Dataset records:
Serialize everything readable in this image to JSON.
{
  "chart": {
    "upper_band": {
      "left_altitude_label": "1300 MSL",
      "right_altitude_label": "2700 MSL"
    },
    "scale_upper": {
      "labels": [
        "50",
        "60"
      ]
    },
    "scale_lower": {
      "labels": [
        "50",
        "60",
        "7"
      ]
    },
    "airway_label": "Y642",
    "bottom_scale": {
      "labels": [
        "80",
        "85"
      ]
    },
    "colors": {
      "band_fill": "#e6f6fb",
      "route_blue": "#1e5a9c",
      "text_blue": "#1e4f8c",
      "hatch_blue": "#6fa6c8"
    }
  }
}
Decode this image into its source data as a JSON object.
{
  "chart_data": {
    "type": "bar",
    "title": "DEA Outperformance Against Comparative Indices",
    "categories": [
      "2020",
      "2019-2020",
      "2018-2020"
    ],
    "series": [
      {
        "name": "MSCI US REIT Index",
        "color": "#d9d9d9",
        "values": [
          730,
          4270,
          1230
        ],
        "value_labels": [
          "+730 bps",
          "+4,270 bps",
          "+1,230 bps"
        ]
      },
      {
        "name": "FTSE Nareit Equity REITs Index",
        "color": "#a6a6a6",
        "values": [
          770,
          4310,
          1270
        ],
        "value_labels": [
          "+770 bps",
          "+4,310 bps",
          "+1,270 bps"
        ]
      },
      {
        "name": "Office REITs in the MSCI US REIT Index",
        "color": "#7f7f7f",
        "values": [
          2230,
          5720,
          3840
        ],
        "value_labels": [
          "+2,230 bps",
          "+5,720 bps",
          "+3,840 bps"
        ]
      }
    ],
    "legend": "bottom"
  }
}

PROBLEM DETAILS: Identify each line in the records above that contains the word "Index", and copy it out in full.

EXERCISE SOLUTION:
        "name": "MSCI US REIT Index",
        "name": "FTSE Nareit Equity REITs Index",
        "name": "Office REITs in the MSCI US REIT Index",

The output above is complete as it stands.